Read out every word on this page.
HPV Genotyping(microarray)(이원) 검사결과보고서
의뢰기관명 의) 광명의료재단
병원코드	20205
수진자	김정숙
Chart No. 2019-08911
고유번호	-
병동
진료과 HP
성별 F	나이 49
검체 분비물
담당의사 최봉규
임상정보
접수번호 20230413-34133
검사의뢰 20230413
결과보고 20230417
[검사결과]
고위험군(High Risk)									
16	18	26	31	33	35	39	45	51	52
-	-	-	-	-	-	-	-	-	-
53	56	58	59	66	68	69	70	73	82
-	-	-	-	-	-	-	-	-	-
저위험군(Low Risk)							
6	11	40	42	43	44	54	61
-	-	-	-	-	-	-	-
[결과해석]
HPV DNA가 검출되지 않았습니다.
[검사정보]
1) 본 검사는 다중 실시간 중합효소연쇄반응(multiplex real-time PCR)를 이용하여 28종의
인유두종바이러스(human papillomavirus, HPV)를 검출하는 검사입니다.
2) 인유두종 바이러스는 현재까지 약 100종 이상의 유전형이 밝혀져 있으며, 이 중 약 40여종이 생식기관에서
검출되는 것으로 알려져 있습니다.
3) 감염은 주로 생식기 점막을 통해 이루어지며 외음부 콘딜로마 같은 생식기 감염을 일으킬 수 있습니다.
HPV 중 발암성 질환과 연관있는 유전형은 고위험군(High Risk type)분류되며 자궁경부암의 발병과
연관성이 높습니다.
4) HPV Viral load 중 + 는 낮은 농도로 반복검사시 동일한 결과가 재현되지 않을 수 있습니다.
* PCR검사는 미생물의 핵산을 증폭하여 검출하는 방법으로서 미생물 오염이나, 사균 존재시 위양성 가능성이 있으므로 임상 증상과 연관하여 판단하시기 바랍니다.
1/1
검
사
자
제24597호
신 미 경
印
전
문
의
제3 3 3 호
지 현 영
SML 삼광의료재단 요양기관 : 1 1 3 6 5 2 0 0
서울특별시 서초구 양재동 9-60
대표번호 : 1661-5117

--- --- ---

- What the exercise asks:
Word for word, copy the material above.

- Exercise solution:
Read out every word on this page.
HPV Genotyping(microarray)(이원) 검사결과보고서
의뢰기관명 의) 광명의료재단
병원코드	20205
수진자	김정숙
Chart No. 2019-08911
고유번호	-
병동
진료과 HP
성별 F	나이 49
검체 분비물
담당의사 최봉규
임상정보
접수번호 20230413-34133
검사의뢰 20230413
결과보고 20230417
[검사결과]
고위험군(High Risk)									
16	18	26	31	33	35	39	45	51	52
-	-	-	-	-	-	-	-	-	-
53	56	58	59	66	68	69	70	73	82
-	-	-	-	-	-	-	-	-	-
저위험군(Low Risk)							
6	11	40	42	43	44	54	61
-	-	-	-	-	-	-	-
[결과해석]
HPV DNA가 검출되지 않았습니다.
[검사정보]
1) 본 검사는 다중 실시간 중합효소연쇄반응(multiplex real-time PCR)를 이용하여 28종의
인유두종바이러스(human papillomavirus, HPV)를 검출하는 검사입니다.
2) 인유두종 바이러스는 현재까지 약 100종 이상의 유전형이 밝혀져 있으며, 이 중 약 40여종이 생식기관에서
검출되는 것으로 알려져 있습니다.
3) 감염은 주로 생식기 점막을 통해 이루어지며 외음부 콘딜로마 같은 생식기 감염을 일으킬 수 있습니다.
HPV 중 발암성 질환과 연관있는 유전형은 고위험군(High Risk type)분류되며 자궁경부암의 발병과
연관성이 높습니다.
4) HPV Viral load 중 + 는 낮은 농도로 반복검사시 동일한 결과가 재현되지 않을 수 있습니다.
* PCR검사는 미생물의 핵산을 증폭하여 검출하는 방법으로서 미생물 오염이나, 사균 존재시 위양성 가능성이 있으므로 임상 증상과 연관하여 판단하시기 바랍니다.
1/1
검
사
자
제24597호
신 미 경
印
전
문
의
제3 3 3 호
지 현 영
SML 삼광의료재단 요양기관 : 1 1 3 6 5 2 0 0
서울특별시 서초구 양재동 9-60
대표번호 : 1661-5117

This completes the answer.